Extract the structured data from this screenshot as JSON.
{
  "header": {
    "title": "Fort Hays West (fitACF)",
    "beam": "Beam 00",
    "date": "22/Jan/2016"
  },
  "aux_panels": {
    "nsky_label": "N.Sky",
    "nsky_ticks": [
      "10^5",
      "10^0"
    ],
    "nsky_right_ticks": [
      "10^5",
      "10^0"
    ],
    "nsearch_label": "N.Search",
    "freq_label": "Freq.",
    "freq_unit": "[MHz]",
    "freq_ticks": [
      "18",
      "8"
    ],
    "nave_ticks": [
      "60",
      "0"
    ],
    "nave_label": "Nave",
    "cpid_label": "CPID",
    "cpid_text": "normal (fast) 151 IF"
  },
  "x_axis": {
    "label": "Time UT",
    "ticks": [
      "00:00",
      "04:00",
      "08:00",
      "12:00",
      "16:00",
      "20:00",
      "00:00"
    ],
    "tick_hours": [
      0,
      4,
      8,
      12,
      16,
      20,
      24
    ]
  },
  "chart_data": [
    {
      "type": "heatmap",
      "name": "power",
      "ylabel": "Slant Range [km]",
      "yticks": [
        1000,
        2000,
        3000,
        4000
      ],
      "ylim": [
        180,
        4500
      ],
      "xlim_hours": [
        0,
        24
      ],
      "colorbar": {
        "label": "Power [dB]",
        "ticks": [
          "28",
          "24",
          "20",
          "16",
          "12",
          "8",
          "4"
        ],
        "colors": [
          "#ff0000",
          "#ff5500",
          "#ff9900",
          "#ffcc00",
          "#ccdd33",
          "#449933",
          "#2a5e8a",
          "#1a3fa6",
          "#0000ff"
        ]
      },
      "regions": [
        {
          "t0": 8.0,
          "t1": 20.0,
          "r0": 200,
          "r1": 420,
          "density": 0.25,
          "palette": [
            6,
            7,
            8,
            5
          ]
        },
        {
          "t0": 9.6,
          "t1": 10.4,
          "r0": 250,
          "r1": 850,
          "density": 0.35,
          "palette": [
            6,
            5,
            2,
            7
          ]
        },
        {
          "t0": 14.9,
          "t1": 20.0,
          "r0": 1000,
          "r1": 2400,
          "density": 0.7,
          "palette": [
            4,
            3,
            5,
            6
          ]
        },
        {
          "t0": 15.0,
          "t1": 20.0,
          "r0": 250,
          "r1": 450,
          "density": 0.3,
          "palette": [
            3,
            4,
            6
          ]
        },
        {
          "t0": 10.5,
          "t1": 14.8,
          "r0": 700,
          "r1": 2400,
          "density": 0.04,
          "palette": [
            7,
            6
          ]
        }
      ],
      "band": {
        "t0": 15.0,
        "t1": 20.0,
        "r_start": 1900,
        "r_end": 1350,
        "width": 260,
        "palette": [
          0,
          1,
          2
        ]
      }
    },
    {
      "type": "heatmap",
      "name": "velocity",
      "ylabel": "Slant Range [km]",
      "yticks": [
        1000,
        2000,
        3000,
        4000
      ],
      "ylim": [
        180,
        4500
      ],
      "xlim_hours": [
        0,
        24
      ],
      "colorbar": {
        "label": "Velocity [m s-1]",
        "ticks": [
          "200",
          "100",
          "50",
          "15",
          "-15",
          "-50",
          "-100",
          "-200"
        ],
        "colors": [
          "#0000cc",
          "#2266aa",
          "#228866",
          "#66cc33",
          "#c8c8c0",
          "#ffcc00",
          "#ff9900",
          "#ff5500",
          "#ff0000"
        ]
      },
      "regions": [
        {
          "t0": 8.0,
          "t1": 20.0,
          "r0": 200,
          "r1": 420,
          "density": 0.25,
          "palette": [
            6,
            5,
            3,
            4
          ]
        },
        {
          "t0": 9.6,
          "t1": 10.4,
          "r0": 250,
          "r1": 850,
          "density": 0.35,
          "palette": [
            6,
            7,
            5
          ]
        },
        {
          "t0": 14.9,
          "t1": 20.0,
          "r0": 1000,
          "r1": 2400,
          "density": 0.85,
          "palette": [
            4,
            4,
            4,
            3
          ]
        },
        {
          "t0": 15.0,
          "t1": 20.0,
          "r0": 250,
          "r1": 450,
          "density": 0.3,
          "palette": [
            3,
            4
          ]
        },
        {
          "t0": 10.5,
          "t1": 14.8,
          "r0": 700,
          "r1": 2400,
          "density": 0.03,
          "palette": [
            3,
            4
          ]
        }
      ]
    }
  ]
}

**Directive:**
Where a line contains the string "density", extract that line.

**Exercise result:**
          "density": 0.25,
          "density": 0.35,
          "density": 0.7,
          "density": 0.3,
          "density": 0.04,
          "density": 0.25,
          "density": 0.35,
          "density": 0.85,
          "density": 0.3,
          "density": 0.03,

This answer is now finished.